EXERCISE GOAL :: Select every line containing the word "this" from the material, and copy those lines.

Dataset items
►
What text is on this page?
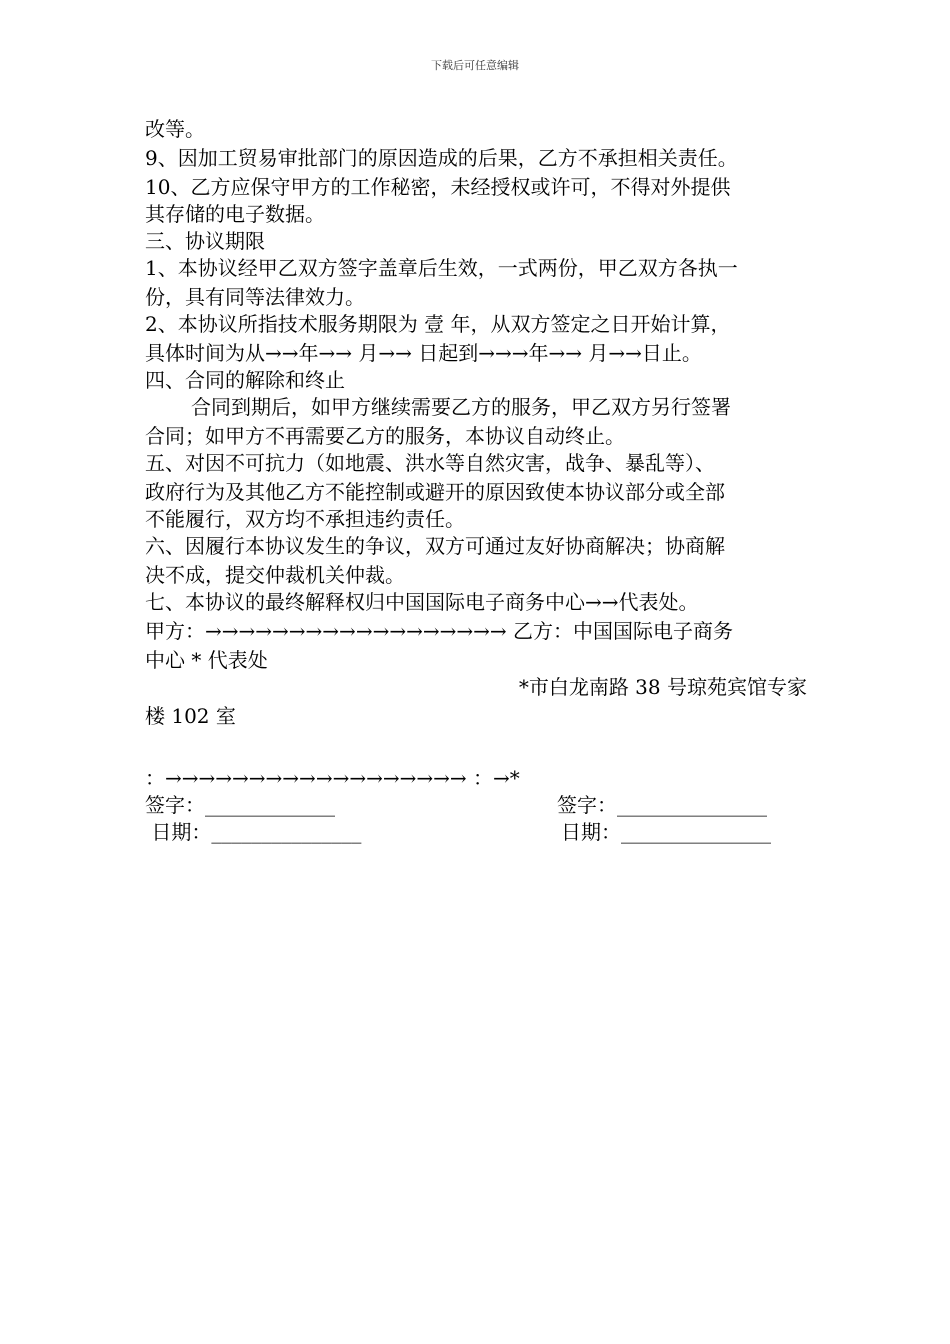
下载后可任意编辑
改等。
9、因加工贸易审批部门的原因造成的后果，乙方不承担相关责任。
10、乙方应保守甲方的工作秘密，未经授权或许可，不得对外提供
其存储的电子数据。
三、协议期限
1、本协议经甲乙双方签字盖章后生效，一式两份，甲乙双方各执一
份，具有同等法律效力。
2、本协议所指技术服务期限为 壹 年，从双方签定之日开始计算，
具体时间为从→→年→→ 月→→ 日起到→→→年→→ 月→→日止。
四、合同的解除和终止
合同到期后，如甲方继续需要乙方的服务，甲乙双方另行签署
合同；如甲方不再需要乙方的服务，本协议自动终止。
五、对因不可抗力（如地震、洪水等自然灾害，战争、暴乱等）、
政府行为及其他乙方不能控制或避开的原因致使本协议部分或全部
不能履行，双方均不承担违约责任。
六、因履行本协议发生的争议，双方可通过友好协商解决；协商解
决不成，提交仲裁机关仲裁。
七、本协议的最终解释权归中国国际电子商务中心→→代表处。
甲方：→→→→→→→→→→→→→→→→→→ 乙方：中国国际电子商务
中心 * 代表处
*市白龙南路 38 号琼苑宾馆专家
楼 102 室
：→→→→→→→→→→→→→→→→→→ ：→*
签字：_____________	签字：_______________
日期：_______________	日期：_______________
◄
►
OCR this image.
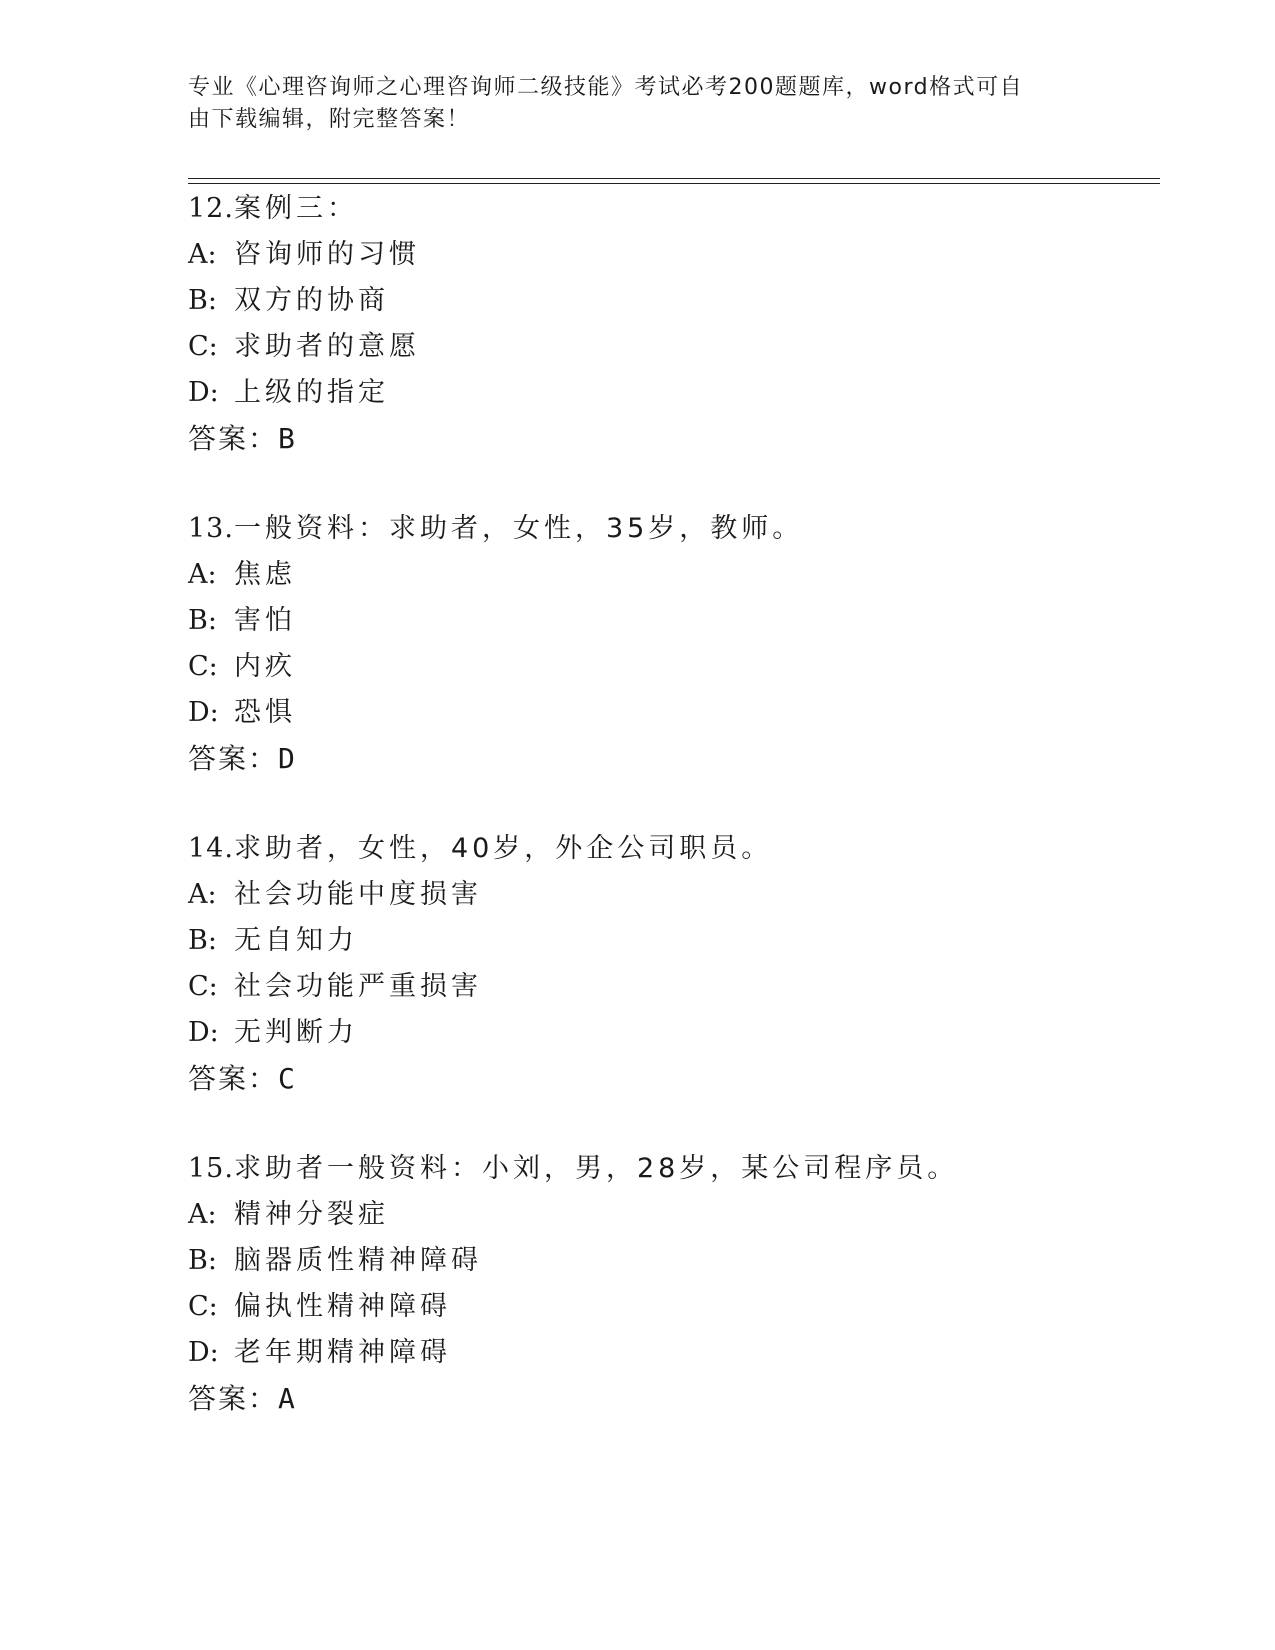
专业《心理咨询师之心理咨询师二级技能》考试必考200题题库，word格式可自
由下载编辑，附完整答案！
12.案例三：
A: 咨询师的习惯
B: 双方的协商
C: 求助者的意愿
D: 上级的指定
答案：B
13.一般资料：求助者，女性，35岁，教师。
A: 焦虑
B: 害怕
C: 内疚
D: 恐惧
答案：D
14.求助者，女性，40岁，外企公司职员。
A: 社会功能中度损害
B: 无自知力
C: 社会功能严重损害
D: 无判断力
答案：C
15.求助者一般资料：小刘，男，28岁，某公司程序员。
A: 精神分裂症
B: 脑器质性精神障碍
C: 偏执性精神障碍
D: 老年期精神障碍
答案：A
◄
FINAL RESULT ::
What text is on this page?
OCR this image.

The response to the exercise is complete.